» TASK INSTRUCTIONS
Your task is to repeat the entries word for word while leaving out the pictures.

Records:
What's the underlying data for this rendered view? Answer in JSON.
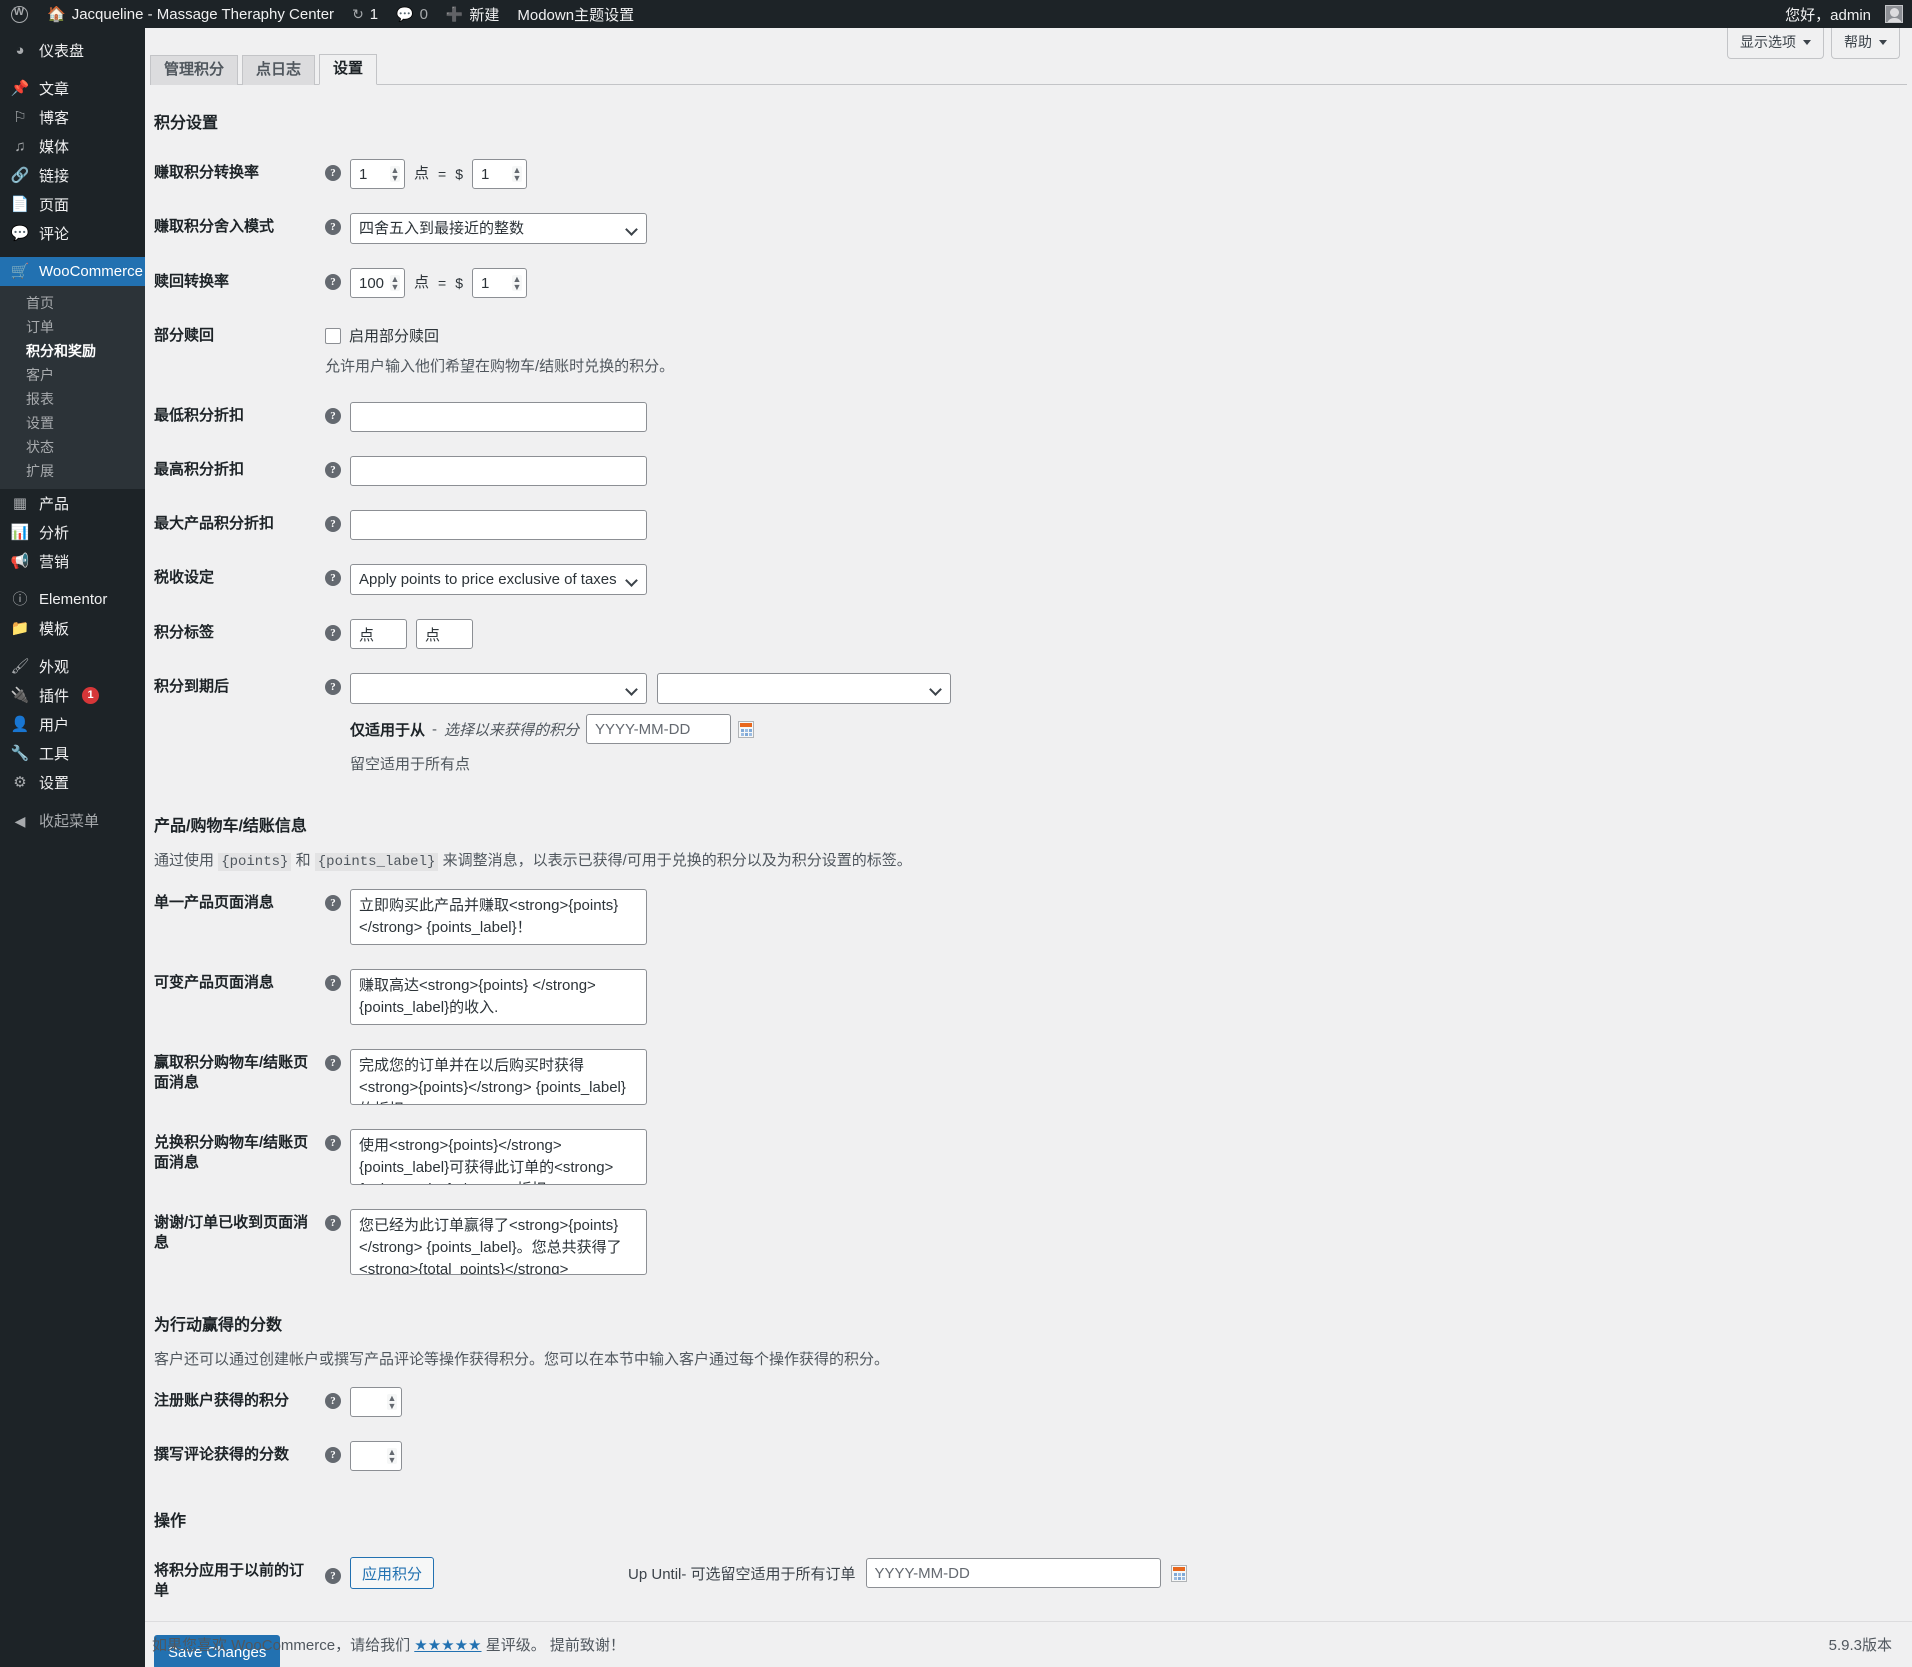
{
  "adminbar": {
    "wp_logo": "wordpress-logo-icon",
    "site_name": "Jacqueline - Massage Theraphy Center",
    "updates_icon": "updates-icon",
    "updates_count": "1",
    "comments_icon": "comments-icon",
    "comments_count": "0",
    "new_icon": "plus-icon",
    "new_label": "新建",
    "theme_settings_label": "Modown主题设置",
    "greeting": "您好，admin",
    "avatar": "avatar-icon"
  },
  "sidebar": {
    "items": [
      {
        "label": "仪表盘",
        "icon": "dashboard-icon"
      },
      {
        "label": "文章",
        "icon": "pin-icon"
      },
      {
        "label": "博客",
        "icon": "flag-icon"
      },
      {
        "label": "媒体",
        "icon": "media-icon"
      },
      {
        "label": "链接",
        "icon": "link-icon"
      },
      {
        "label": "页面",
        "icon": "pages-icon"
      },
      {
        "label": "评论",
        "icon": "comment-icon"
      },
      {
        "label": "WooCommerce",
        "icon": "woocommerce-icon"
      },
      {
        "label": "产品",
        "icon": "products-icon"
      },
      {
        "label": "分析",
        "icon": "analytics-icon"
      },
      {
        "label": "营销",
        "icon": "marketing-icon"
      },
      {
        "label": "Elementor",
        "icon": "elementor-icon"
      },
      {
        "label": "模板",
        "icon": "templates-icon"
      },
      {
        "label": "外观",
        "icon": "appearance-icon"
      },
      {
        "label": "插件",
        "icon": "plugins-icon",
        "badge": "1"
      },
      {
        "label": "用户",
        "icon": "users-icon"
      },
      {
        "label": "工具",
        "icon": "tools-icon"
      },
      {
        "label": "设置",
        "icon": "settings-icon"
      },
      {
        "label": "收起菜单",
        "icon": "collapse-icon"
      }
    ],
    "woocommerce_submenu": [
      {
        "label": "首页"
      },
      {
        "label": "订单"
      },
      {
        "label": "积分和奖励"
      },
      {
        "label": "客户"
      },
      {
        "label": "报表"
      },
      {
        "label": "设置"
      },
      {
        "label": "状态"
      },
      {
        "label": "扩展"
      }
    ]
  },
  "screen_meta": {
    "screen_options_label": "显示选项",
    "help_label": "帮助"
  },
  "tabs": [
    {
      "label": "管理积分",
      "active": false
    },
    {
      "label": "点日志",
      "active": false
    },
    {
      "label": "设置",
      "active": true
    }
  ],
  "points_settings": {
    "heading": "积分设置",
    "earn_conversion": {
      "label": "赚取积分转换率",
      "points_value": "1",
      "points_unit": "点",
      "equals": "=",
      "currency": "$",
      "amount_value": "1"
    },
    "earn_rounding": {
      "label": "赚取积分舍入模式",
      "value": "四舍五入到最接近的整数"
    },
    "redeem_conversion": {
      "label": "赎回转换率",
      "points_value": "100",
      "points_unit": "点",
      "equals": "=",
      "currency": "$",
      "amount_value": "1"
    },
    "partial_redemption": {
      "label": "部分赎回",
      "checkbox_label": "启用部分赎回",
      "checked": false,
      "description": "允许用户输入他们希望在购物车/结账时兑换的积分。"
    },
    "min_discount": {
      "label": "最低积分折扣",
      "value": ""
    },
    "max_discount": {
      "label": "最高积分折扣",
      "value": ""
    },
    "max_product_discount": {
      "label": "最大产品积分折扣",
      "value": ""
    },
    "tax_setting": {
      "label": "税收设定",
      "value": "Apply points to price exclusive of taxes."
    },
    "points_label_field": {
      "label": "积分标签",
      "singular": "点",
      "plural": "点"
    },
    "points_expire": {
      "label": "积分到期后",
      "select1_value": "",
      "select2_value": "",
      "apply_prefix": "仅适用于从",
      "apply_dash": "-",
      "apply_italic": "选择以来获得的积分",
      "date_placeholder": "YYYY-MM-DD",
      "date_value": "",
      "calendar_icon": "calendar-icon",
      "hint": "留空适用于所有点"
    }
  },
  "messages_section": {
    "heading": "产品/购物车/结账信息",
    "desc_part1": "通过使用",
    "token1": "{points}",
    "desc_and": "和",
    "token2": "{points_label}",
    "desc_part2": "来调整消息，以表示已获得/可用于兑换的积分以及为积分设置的标签。",
    "single_product": {
      "label": "单一产品页面消息",
      "value": "立即购买此产品并赚取<strong>{points}</strong> {points_label}！"
    },
    "variable_product": {
      "label": "可变产品页面消息",
      "value": "赚取高达<strong>{points} </strong> {points_label}的收入."
    },
    "earn_cart": {
      "label": "赢取积分购物车/结账页面消息",
      "value": "完成您的订单并在以后购买时获得<strong>{points}</strong> {points_label}的折扣"
    },
    "redeem_cart": {
      "label": "兑换积分购物车/结账页面消息",
      "value": "使用<strong>{points}</strong> {points_label}可获得此订单的<strong>{points_value}</strong>折扣!"
    },
    "thank_you": {
      "label": "谢谢/订单已收到页面消息",
      "value": "您已经为此订单赢得了<strong>{points}</strong> {points_label}。您总共获得了<strong>{total_points}</strong> {total_points_label}。"
    }
  },
  "actions_points_section": {
    "heading": "为行动赢得的分数",
    "description": "客户还可以通过创建帐户或撰写产品评论等操作获得积分。您可以在本节中输入客户通过每个操作获得的积分。",
    "signup_points": {
      "label": "注册账户获得的积分",
      "value": ""
    },
    "review_points": {
      "label": "撰写评论获得的分数",
      "value": ""
    }
  },
  "operations_section": {
    "heading": "操作",
    "apply_previous_orders": {
      "label": "将积分应用于以前的订单",
      "button_label": "应用积分",
      "up_until_label": "Up Until- 可选留空适用于所有订单",
      "date_placeholder": "YYYY-MM-DD",
      "date_value": "",
      "calendar_icon": "calendar-icon"
    },
    "save_label": "Save Changes"
  },
  "footer": {
    "text_before": "如果您喜欢 WooCommerce，请给我们",
    "stars": "★★★★★",
    "text_after": "星评级。 提前致谢！",
    "version": "5.9.3版本"
  },
  "colors": {
    "accent": "#2271b1",
    "sidebar_bg": "#1d2327",
    "submenu_bg": "#2c3338",
    "page_bg": "#f0f0f1",
    "badge": "#d63638"
  }
}
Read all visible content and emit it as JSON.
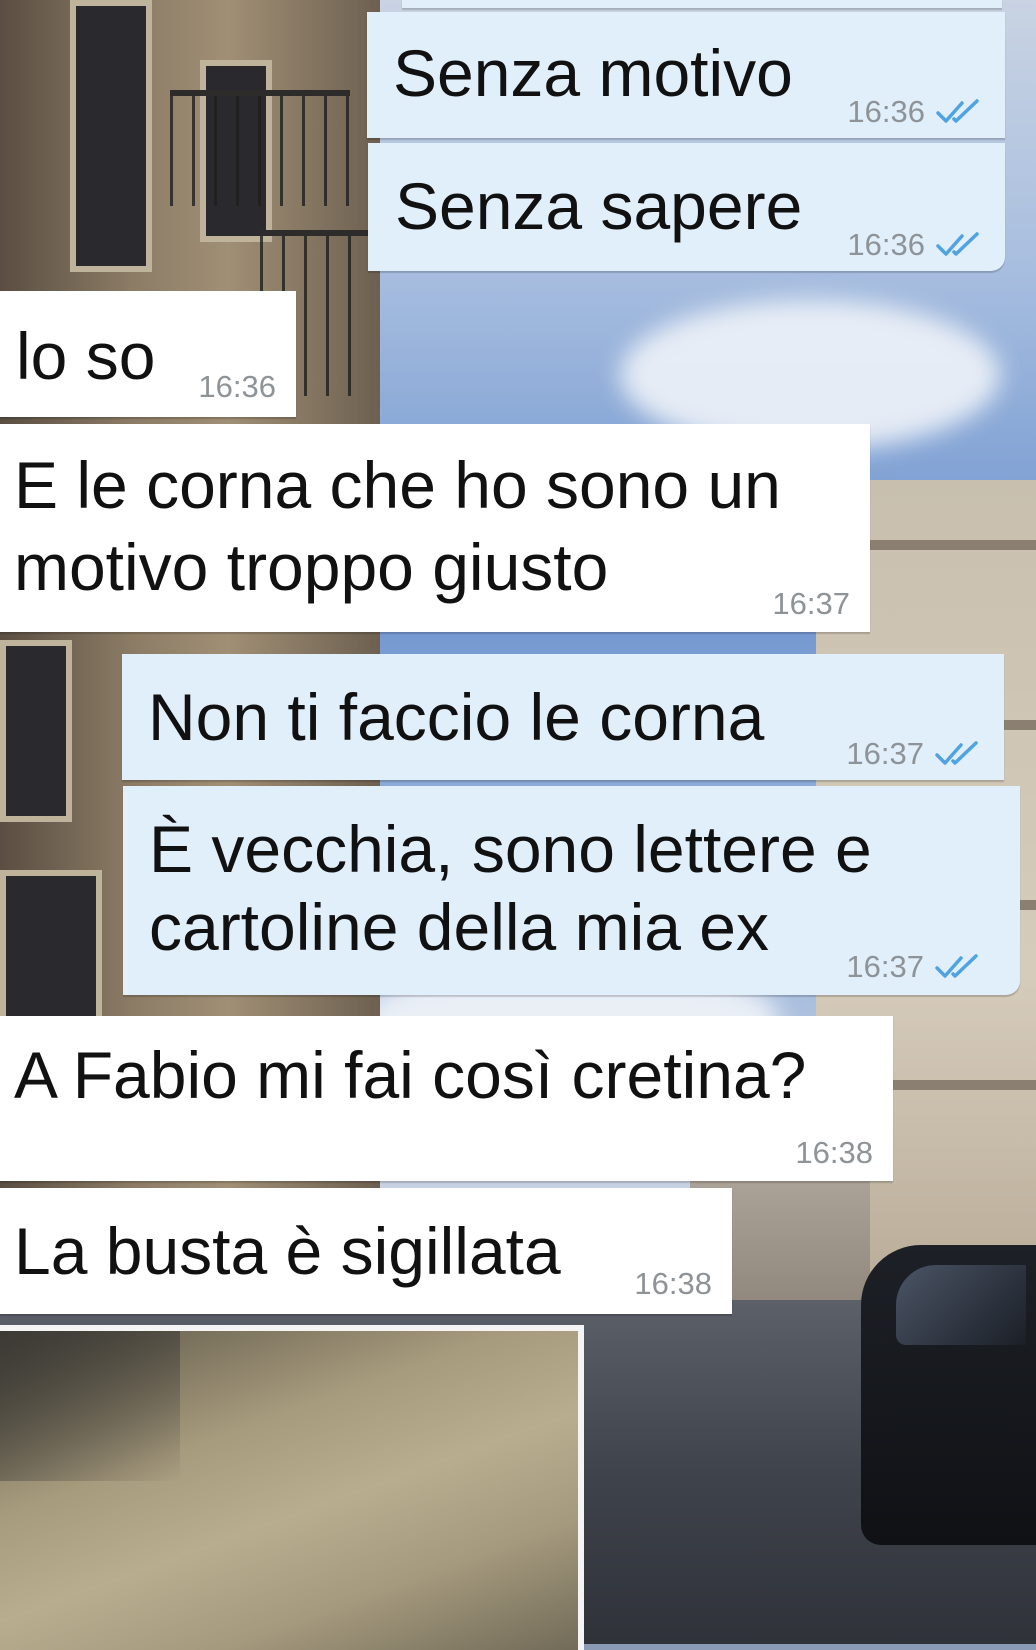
{
  "colors": {
    "incoming_bubble": "#ffffff",
    "outgoing_bubble": "#e1effb",
    "timestamp": "#8e9398",
    "read_ticks": "#4fa3e0"
  },
  "messages": [
    {
      "direction": "outgoing",
      "text": "Senza motivo",
      "time": "16:36",
      "status_icon": "double-check-icon"
    },
    {
      "direction": "outgoing",
      "text": "Senza sapere",
      "time": "16:36",
      "status_icon": "double-check-icon"
    },
    {
      "direction": "incoming",
      "text": "lo so",
      "time": "16:36"
    },
    {
      "direction": "incoming",
      "lines": [
        "E le corna che ho sono un",
        "motivo troppo giusto"
      ],
      "time": "16:37"
    },
    {
      "direction": "outgoing",
      "text": "Non ti faccio le corna",
      "time": "16:37",
      "status_icon": "double-check-icon"
    },
    {
      "direction": "outgoing",
      "lines": [
        "È vecchia, sono lettere e",
        "cartoline della mia ex"
      ],
      "time": "16:37",
      "status_icon": "double-check-icon"
    },
    {
      "direction": "incoming",
      "text": "A Fabio mi fai così cretina?",
      "time": "16:38"
    },
    {
      "direction": "incoming",
      "text": "La busta è sigillata",
      "time": "16:38"
    }
  ]
}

» RESULT OF THE TASK
What's the underlying data for this rendered view? Answer in JSON.
{
  "adminbar": {
    "wp_logo": "wordpress-logo-icon",
    "site_name": "Jacqueline - Massage Theraphy Center",
    "updates_icon": "updates-icon",
    "updates_count": "1",
    "comments_icon": "comments-icon",
    "comments_count": "0",
    "new_icon": "plus-icon",
    "new_label": "新建",
    "theme_settings_label": "Modown主题设置",
    "greeting": "您好，admin",
    "avatar": "avatar-icon"
  },
  "sidebar": {
    "items": [
      {
        "label": "仪表盘",
        "icon": "dashboard-icon"
      },
      {
        "label": "文章",
        "icon": "pin-icon"
      },
      {
        "label": "博客",
        "icon": "flag-icon"
      },
      {
        "label": "媒体",
        "icon": "media-icon"
      },
      {
        "label": "链接",
        "icon": "link-icon"
      },
      {
        "label": "页面",
        "icon": "pages-icon"
      },
      {
        "label": "评论",
        "icon": "comment-icon"
      },
      {
        "label": "WooCommerce",
        "icon": "woocommerce-icon"
      },
      {
        "label": "产品",
        "icon": "products-icon"
      },
      {
        "label": "分析",
        "icon": "analytics-icon"
      },
      {
        "label": "营销",
        "icon": "marketing-icon"
      },
      {
        "label": "Elementor",
        "icon": "elementor-icon"
      },
      {
        "label": "模板",
        "icon": "templates-icon"
      },
      {
        "label": "外观",
        "icon": "appearance-icon"
      },
      {
        "label": "插件",
        "icon": "plugins-icon",
        "badge": "1"
      },
      {
        "label": "用户",
        "icon": "users-icon"
      },
      {
        "label": "工具",
        "icon": "tools-icon"
      },
      {
        "label": "设置",
        "icon": "settings-icon"
      },
      {
        "label": "收起菜单",
        "icon": "collapse-icon"
      }
    ],
    "woocommerce_submenu": [
      {
        "label": "首页"
      },
      {
        "label": "订单"
      },
      {
        "label": "积分和奖励"
      },
      {
        "label": "客户"
      },
      {
        "label": "报表"
      },
      {
        "label": "设置"
      },
      {
        "label": "状态"
      },
      {
        "label": "扩展"
      }
    ]
  },
  "screen_meta": {
    "screen_options_label": "显示选项",
    "help_label": "帮助"
  },
  "tabs": [
    {
      "label": "管理积分",
      "active": false
    },
    {
      "label": "点日志",
      "active": false
    },
    {
      "label": "设置",
      "active": true
    }
  ],
  "points_settings": {
    "heading": "积分设置",
    "earn_conversion": {
      "label": "赚取积分转换率",
      "points_value": "1",
      "points_unit": "点",
      "equals": "=",
      "currency": "$",
      "amount_value": "1"
    },
    "earn_rounding": {
      "label": "赚取积分舍入模式",
      "value": "四舍五入到最接近的整数"
    },
    "redeem_conversion": {
      "label": "赎回转换率",
      "points_value": "100",
      "points_unit": "点",
      "equals": "=",
      "currency": "$",
      "amount_value": "1"
    },
    "partial_redemption": {
      "label": "部分赎回",
      "checkbox_label": "启用部分赎回",
      "checked": false,
      "description": "允许用户输入他们希望在购物车/结账时兑换的积分。"
    },
    "min_discount": {
      "label": "最低积分折扣",
      "value": ""
    },
    "max_discount": {
      "label": "最高积分折扣",
      "value": ""
    },
    "max_product_discount": {
      "label": "最大产品积分折扣",
      "value": ""
    },
    "tax_setting": {
      "label": "税收设定",
      "value": "Apply points to price exclusive of taxes."
    },
    "points_label_field": {
      "label": "积分标签",
      "singular": "点",
      "plural": "点"
    },
    "points_expire": {
      "label": "积分到期后",
      "select1_value": "",
      "select2_value": "",
      "apply_prefix": "仅适用于从",
      "apply_dash": "-",
      "apply_italic": "选择以来获得的积分",
      "date_placeholder": "YYYY-MM-DD",
      "date_value": "",
      "calendar_icon": "calendar-icon",
      "hint": "留空适用于所有点"
    }
  },
  "messages_section": {
    "heading": "产品/购物车/结账信息",
    "desc_part1": "通过使用",
    "token1": "{points}",
    "desc_and": "和",
    "token2": "{points_label}",
    "desc_part2": "来调整消息，以表示已获得/可用于兑换的积分以及为积分设置的标签。",
    "single_product": {
      "label": "单一产品页面消息",
      "value": "立即购买此产品并赚取<strong>{points}</strong> {points_label}！"
    },
    "variable_product": {
      "label": "可变产品页面消息",
      "value": "赚取高达<strong>{points} </strong> {points_label}的收入."
    },
    "earn_cart": {
      "label": "赢取积分购物车/结账页面消息",
      "value": "完成您的订单并在以后购买时获得<strong>{points}</strong> {points_label}的折扣"
    },
    "redeem_cart": {
      "label": "兑换积分购物车/结账页面消息",
      "value": "使用<strong>{points}</strong> {points_label}可获得此订单的<strong>{points_value}</strong>折扣!"
    },
    "thank_you": {
      "label": "谢谢/订单已收到页面消息",
      "value": "您已经为此订单赢得了<strong>{points}</strong> {points_label}。您总共获得了<strong>{total_points}</strong> {total_points_label}。"
    }
  },
  "actions_points_section": {
    "heading": "为行动赢得的分数",
    "description": "客户还可以通过创建帐户或撰写产品评论等操作获得积分。您可以在本节中输入客户通过每个操作获得的积分。",
    "signup_points": {
      "label": "注册账户获得的积分",
      "value": ""
    },
    "review_points": {
      "label": "撰写评论获得的分数",
      "value": ""
    }
  },
  "operations_section": {
    "heading": "操作",
    "apply_previous_orders": {
      "label": "将积分应用于以前的订单",
      "button_label": "应用积分",
      "up_until_label": "Up Until- 可选留空适用于所有订单",
      "date_placeholder": "YYYY-MM-DD",
      "date_value": "",
      "calendar_icon": "calendar-icon"
    },
    "save_label": "Save Changes"
  },
  "footer": {
    "text_before": "如果您喜欢 WooCommerce，请给我们",
    "stars": "★★★★★",
    "text_after": "星评级。 提前致谢！",
    "version": "5.9.3版本"
  },
  "colors": {
    "accent": "#2271b1",
    "sidebar_bg": "#1d2327",
    "submenu_bg": "#2c3338",
    "page_bg": "#f0f0f1",
    "badge": "#d63638"
  }
}
Read all visible content and emit it as JSON.
{
  "colors": {
    "incoming_bubble": "#ffffff",
    "outgoing_bubble": "#e1effb",
    "timestamp": "#8e9398",
    "read_ticks": "#4fa3e0"
  },
  "messages": [
    {
      "direction": "outgoing",
      "text": "Senza motivo",
      "time": "16:36",
      "status_icon": "double-check-icon"
    },
    {
      "direction": "outgoing",
      "text": "Senza sapere",
      "time": "16:36",
      "status_icon": "double-check-icon"
    },
    {
      "direction": "incoming",
      "text": "lo so",
      "time": "16:36"
    },
    {
      "direction": "incoming",
      "lines": [
        "E le corna che ho sono un",
        "motivo troppo giusto"
      ],
      "time": "16:37"
    },
    {
      "direction": "outgoing",
      "text": "Non ti faccio le corna",
      "time": "16:37",
      "status_icon": "double-check-icon"
    },
    {
      "direction": "outgoing",
      "lines": [
        "È vecchia, sono lettere e",
        "cartoline della mia ex"
      ],
      "time": "16:37",
      "status_icon": "double-check-icon"
    },
    {
      "direction": "incoming",
      "text": "A Fabio mi fai così cretina?",
      "time": "16:38"
    },
    {
      "direction": "incoming",
      "text": "La busta è sigillata",
      "time": "16:38"
    }
  ]
}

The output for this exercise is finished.